**Task requirements**
Reproduce the material word for word; the images stay out.

Collected data entries:
## BEGIN
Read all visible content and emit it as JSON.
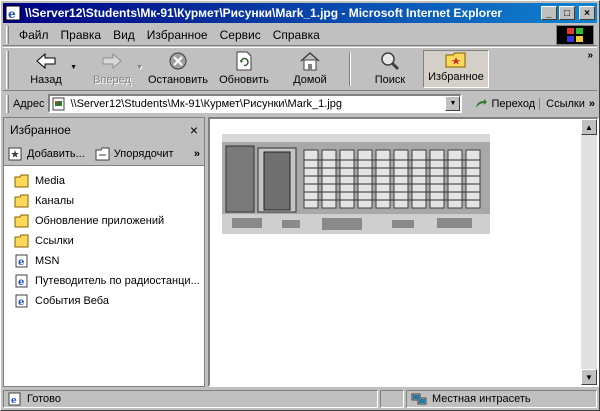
{
  "window": {
    "title": "\\\\Server12\\Students\\Мк-91\\Курмет\\Рисунки\\Mark_1.jpg - Microsoft Internet Explorer",
    "minimize": "_",
    "maximize": "□",
    "close": "×"
  },
  "menu": [
    {
      "label": "Файл"
    },
    {
      "label": "Правка"
    },
    {
      "label": "Вид"
    },
    {
      "label": "Избранное"
    },
    {
      "label": "Сервис"
    },
    {
      "label": "Справка"
    }
  ],
  "toolbar": {
    "back": "Назад",
    "forward": "Вперед",
    "stop": "Остановить",
    "refresh": "Обновить",
    "home": "Домой",
    "search": "Поиск",
    "favorites": "Избранное",
    "more": "»"
  },
  "address": {
    "label": "Адрес",
    "value": "\\\\Server12\\Students\\Мк-91\\Курмет\\Рисунки\\Mark_1.jpg",
    "go": "Переход",
    "links": "Ссылки",
    "more": "»"
  },
  "favorites_pane": {
    "title": "Избранное",
    "close": "×",
    "add": "Добавить...",
    "organize": "Упорядочит",
    "more": "»",
    "items": [
      {
        "label": "Media",
        "icon": "folder-icon"
      },
      {
        "label": "Каналы",
        "icon": "folder-icon"
      },
      {
        "label": "Обновление приложений",
        "icon": "folder-icon"
      },
      {
        "label": "Ссылки",
        "icon": "folder-icon"
      },
      {
        "label": "MSN",
        "icon": "ie-link-icon"
      },
      {
        "label": "Путеводитель по радиостанци...",
        "icon": "ie-link-icon"
      },
      {
        "label": "События Веба",
        "icon": "ie-link-icon"
      }
    ]
  },
  "status": {
    "text": "Готово",
    "zone": "Местная интрасеть"
  },
  "colors": {
    "titlebar_start": "#000080",
    "titlebar_end": "#1084d0",
    "face": "#c0c0c0",
    "folder": "#ffd85a"
  }
}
## END
**Full solution**
Read all visible content and emit it as JSON.
{
  "window": {
    "title": "\\\\Server12\\Students\\Мк-91\\Курмет\\Рисунки\\Mark_1.jpg - Microsoft Internet Explorer",
    "minimize": "_",
    "maximize": "□",
    "close": "×"
  },
  "menu": [
    {
      "label": "Файл"
    },
    {
      "label": "Правка"
    },
    {
      "label": "Вид"
    },
    {
      "label": "Избранное"
    },
    {
      "label": "Сервис"
    },
    {
      "label": "Справка"
    }
  ],
  "toolbar": {
    "back": "Назад",
    "forward": "Вперед",
    "stop": "Остановить",
    "refresh": "Обновить",
    "home": "Домой",
    "search": "Поиск",
    "favorites": "Избранное",
    "more": "»"
  },
  "address": {
    "label": "Адрес",
    "value": "\\\\Server12\\Students\\Мк-91\\Курмет\\Рисунки\\Mark_1.jpg",
    "go": "Переход",
    "links": "Ссылки",
    "more": "»"
  },
  "favorites_pane": {
    "title": "Избранное",
    "close": "×",
    "add": "Добавить...",
    "organize": "Упорядочит",
    "more": "»",
    "items": [
      {
        "label": "Media",
        "icon": "folder-icon"
      },
      {
        "label": "Каналы",
        "icon": "folder-icon"
      },
      {
        "label": "Обновление приложений",
        "icon": "folder-icon"
      },
      {
        "label": "Ссылки",
        "icon": "folder-icon"
      },
      {
        "label": "MSN",
        "icon": "ie-link-icon"
      },
      {
        "label": "Путеводитель по радиостанци...",
        "icon": "ie-link-icon"
      },
      {
        "label": "События Веба",
        "icon": "ie-link-icon"
      }
    ]
  },
  "status": {
    "text": "Готово",
    "zone": "Местная интрасеть"
  },
  "colors": {
    "titlebar_start": "#000080",
    "titlebar_end": "#1084d0",
    "face": "#c0c0c0",
    "folder": "#ffd85a"
  }
}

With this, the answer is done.